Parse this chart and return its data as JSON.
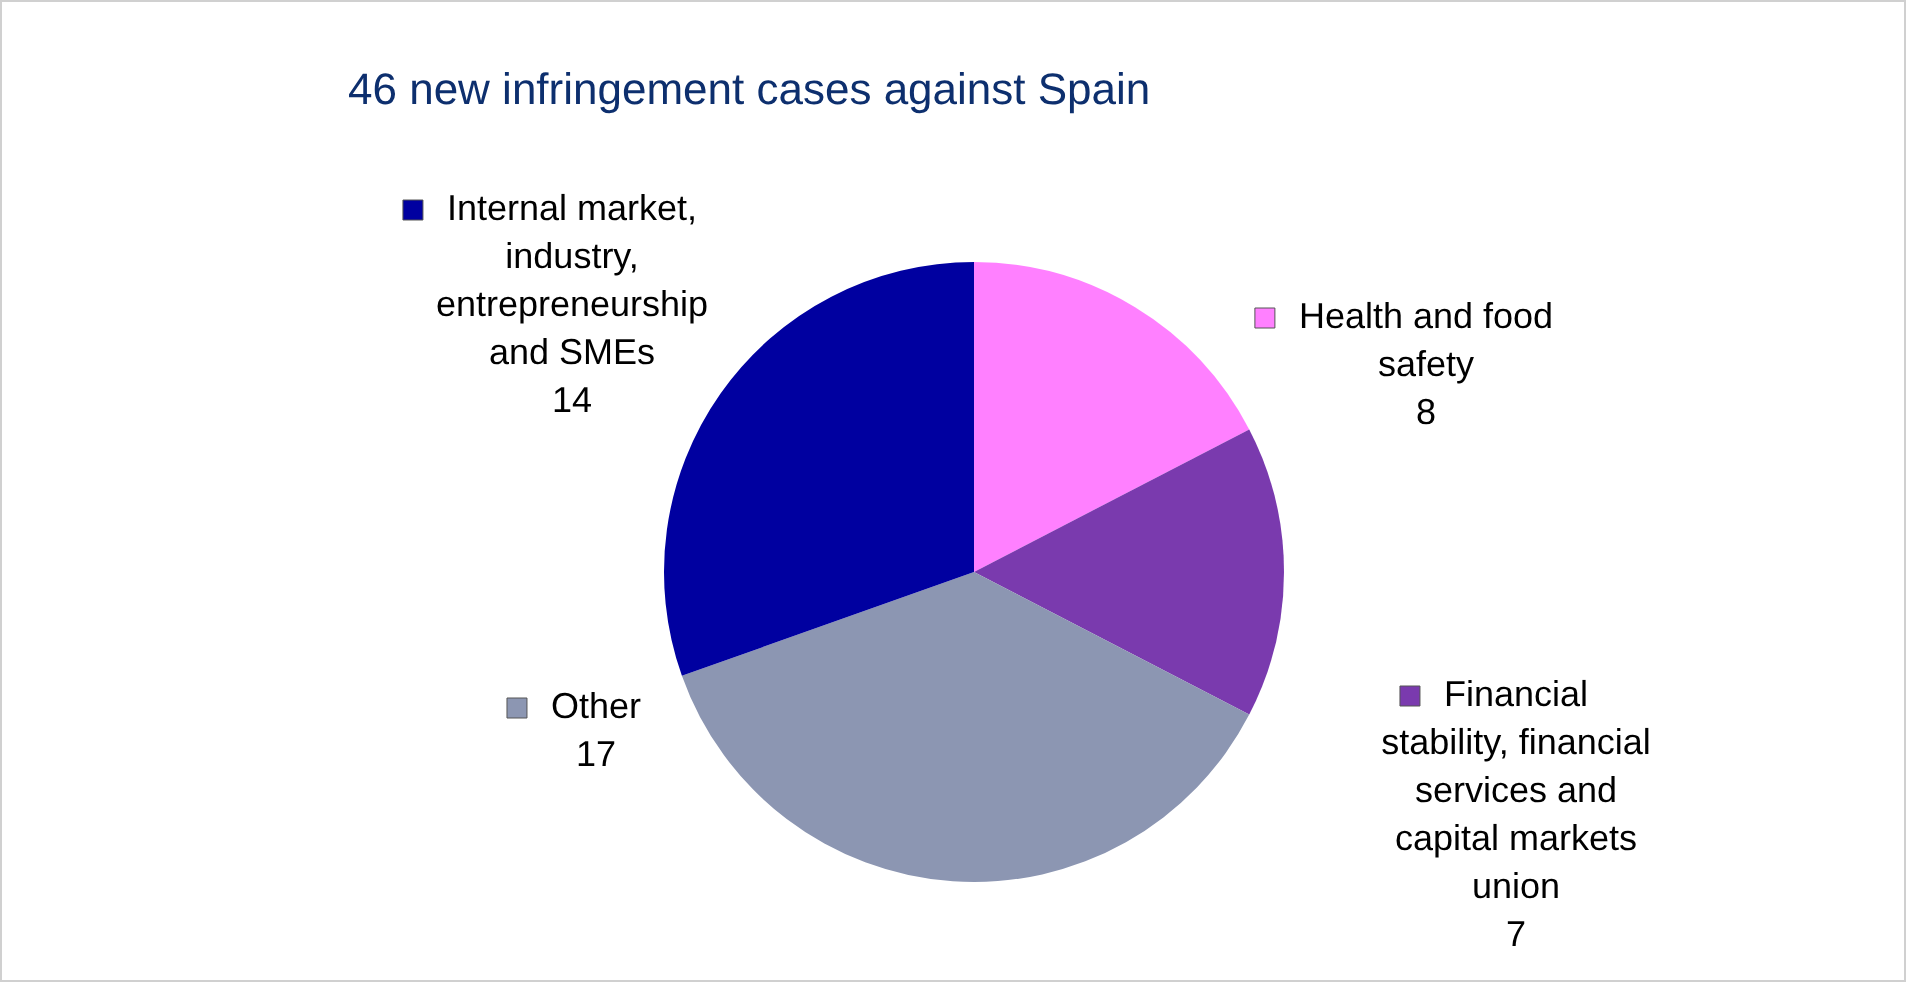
{
  "chart_data": {
    "type": "pie",
    "title": "46 new infringement cases against Spain",
    "categories": [
      "Health and food safety",
      "Financial stability, financial services and capital markets union",
      "Other",
      "Internal market, industry, entrepreneurship and SMEs"
    ],
    "values": [
      8,
      7,
      17,
      14
    ],
    "colors": [
      "#ff80ff",
      "#7a3aae",
      "#8c96b2",
      "#0000a0"
    ],
    "data_labels": true,
    "legend": "top right"
  }
}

------------------------------------

(Instructions to follow) Copy the material exactly. Do not include the pictures.

(Correct answer)
Parse this chart and return its data as JSON.
{
  "chart_data": {
    "type": "pie",
    "title": "46 new infringement cases against Spain",
    "categories": [
      "Health and food safety",
      "Financial stability, financial services and capital markets union",
      "Other",
      "Internal market, industry, entrepreneurship and SMEs"
    ],
    "values": [
      8,
      7,
      17,
      14
    ],
    "colors": [
      "#ff80ff",
      "#7a3aae",
      "#8c96b2",
      "#0000a0"
    ],
    "data_labels": true,
    "legend": "top right"
  }
}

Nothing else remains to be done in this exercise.